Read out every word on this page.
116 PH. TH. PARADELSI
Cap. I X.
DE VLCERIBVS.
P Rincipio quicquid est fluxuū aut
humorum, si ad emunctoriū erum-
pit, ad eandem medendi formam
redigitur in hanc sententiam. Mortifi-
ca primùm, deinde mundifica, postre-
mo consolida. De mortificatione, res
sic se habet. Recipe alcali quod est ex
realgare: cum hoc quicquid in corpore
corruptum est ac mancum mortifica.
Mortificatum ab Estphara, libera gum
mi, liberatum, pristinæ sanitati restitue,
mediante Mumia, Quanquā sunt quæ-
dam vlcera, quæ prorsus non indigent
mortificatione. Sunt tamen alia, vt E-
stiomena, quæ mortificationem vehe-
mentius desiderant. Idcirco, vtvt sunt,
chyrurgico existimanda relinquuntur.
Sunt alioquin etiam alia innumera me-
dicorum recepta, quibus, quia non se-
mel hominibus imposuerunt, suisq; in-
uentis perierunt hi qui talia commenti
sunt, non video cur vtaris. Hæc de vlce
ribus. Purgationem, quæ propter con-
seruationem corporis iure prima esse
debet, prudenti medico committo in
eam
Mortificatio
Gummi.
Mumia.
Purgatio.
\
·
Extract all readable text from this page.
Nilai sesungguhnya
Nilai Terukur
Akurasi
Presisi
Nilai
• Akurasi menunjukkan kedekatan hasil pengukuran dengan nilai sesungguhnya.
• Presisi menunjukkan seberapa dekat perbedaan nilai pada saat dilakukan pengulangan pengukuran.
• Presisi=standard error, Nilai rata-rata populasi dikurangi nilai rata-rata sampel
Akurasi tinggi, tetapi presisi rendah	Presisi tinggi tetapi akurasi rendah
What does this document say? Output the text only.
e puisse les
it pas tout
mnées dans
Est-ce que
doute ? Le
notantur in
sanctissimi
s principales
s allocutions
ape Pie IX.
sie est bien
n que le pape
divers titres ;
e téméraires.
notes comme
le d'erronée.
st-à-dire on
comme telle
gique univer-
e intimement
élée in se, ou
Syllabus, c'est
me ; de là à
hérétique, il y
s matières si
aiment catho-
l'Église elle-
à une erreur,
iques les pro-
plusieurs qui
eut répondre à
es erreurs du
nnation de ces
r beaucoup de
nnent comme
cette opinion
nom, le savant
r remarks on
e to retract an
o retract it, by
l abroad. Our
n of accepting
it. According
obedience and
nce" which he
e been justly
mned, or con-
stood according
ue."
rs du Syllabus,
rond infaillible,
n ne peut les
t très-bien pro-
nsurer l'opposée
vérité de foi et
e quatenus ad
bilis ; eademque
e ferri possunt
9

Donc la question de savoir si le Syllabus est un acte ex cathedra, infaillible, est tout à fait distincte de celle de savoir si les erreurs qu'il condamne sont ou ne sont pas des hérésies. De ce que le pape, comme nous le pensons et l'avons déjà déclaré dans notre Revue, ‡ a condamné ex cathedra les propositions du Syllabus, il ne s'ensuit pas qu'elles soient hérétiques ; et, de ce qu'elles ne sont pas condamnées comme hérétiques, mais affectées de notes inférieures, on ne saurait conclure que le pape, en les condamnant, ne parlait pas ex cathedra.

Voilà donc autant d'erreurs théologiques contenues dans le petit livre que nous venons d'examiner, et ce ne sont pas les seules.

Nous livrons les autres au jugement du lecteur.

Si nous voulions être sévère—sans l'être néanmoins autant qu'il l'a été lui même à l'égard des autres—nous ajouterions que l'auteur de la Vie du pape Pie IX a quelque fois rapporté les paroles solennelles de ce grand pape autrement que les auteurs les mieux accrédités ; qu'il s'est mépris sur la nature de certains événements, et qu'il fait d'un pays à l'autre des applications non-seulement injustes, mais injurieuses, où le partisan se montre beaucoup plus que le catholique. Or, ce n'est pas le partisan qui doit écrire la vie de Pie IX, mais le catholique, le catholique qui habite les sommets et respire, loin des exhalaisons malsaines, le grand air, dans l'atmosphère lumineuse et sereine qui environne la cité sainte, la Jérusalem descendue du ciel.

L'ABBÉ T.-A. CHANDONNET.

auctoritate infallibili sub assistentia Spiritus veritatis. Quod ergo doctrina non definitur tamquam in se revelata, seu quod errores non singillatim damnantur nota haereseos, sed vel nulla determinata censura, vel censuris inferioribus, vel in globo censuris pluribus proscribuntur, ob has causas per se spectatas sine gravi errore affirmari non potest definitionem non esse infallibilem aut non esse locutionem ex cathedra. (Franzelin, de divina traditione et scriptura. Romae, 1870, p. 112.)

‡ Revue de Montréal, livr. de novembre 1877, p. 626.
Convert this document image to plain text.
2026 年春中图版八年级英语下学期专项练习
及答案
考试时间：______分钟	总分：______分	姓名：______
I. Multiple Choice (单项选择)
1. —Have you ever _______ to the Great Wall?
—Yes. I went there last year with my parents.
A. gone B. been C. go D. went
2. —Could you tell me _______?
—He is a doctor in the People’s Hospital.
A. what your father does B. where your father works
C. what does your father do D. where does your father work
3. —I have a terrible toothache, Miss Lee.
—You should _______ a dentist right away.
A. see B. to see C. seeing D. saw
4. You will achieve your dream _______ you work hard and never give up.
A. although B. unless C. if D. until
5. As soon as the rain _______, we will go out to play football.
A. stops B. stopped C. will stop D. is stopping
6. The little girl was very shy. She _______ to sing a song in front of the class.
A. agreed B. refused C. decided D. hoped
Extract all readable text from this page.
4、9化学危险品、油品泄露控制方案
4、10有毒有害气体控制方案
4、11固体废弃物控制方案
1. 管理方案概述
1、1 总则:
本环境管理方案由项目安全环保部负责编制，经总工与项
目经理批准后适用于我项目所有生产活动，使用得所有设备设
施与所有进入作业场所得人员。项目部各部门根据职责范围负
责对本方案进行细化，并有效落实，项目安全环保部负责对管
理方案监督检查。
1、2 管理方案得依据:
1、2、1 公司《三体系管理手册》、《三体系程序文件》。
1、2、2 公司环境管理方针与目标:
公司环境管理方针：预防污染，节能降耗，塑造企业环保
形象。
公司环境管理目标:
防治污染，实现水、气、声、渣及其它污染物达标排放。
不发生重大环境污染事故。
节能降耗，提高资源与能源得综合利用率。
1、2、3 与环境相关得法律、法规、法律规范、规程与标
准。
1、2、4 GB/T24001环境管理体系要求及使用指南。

• [What the task requires]: Lines containing the word "where" must all be returned from the material above.

• [Result]:
A. what your father does B. where your father works
C. what does your father do D. where does your father work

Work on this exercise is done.